→ **Records excerpted from a collection**:
-- start --
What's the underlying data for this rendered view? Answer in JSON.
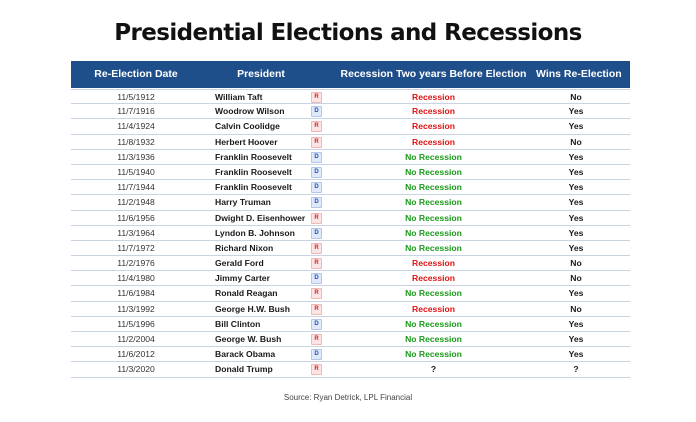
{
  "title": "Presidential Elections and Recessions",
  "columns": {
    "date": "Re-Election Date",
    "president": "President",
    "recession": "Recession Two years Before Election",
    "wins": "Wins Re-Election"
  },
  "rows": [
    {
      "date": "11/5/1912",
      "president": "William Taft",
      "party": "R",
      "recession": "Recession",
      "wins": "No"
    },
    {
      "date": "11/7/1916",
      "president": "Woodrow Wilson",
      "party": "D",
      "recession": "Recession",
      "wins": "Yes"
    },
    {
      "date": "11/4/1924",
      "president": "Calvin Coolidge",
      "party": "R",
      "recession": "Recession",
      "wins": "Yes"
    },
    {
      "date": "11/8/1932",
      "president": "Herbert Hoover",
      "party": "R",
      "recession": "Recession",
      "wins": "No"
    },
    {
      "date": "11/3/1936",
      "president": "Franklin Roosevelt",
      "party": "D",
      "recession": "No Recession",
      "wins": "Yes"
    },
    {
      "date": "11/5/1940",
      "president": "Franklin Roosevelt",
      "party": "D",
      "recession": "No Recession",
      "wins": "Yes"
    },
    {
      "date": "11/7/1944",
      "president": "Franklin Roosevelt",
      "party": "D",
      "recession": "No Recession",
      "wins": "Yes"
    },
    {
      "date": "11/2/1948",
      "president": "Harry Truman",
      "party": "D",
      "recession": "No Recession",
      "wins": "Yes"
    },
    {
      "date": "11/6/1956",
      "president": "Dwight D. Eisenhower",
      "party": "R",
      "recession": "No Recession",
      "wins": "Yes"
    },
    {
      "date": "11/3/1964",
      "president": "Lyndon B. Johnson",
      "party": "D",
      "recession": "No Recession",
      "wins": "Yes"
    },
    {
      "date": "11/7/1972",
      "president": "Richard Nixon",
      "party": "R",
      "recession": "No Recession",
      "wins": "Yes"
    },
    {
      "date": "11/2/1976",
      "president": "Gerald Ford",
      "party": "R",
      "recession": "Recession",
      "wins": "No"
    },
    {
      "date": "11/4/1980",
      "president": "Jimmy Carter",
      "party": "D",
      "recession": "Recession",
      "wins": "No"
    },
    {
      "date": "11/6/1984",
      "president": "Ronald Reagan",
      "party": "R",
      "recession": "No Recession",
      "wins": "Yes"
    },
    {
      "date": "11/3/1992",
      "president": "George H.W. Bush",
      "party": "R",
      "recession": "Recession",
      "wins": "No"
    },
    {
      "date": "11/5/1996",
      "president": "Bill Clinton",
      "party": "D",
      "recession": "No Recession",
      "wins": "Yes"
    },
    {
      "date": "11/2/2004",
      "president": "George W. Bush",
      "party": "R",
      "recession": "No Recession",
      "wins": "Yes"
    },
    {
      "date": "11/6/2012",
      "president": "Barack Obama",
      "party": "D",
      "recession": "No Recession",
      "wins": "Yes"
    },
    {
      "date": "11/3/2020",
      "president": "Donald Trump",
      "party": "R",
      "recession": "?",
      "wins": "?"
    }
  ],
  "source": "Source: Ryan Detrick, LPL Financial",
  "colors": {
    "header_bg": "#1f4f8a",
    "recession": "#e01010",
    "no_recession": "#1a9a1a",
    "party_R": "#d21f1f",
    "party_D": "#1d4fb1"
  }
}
-- end --
→ **Problem to solve**: List each line holding the string "George".

→ **Result of the task**:
      "president": "George H.W. Bush",
      "president": "George W. Bush",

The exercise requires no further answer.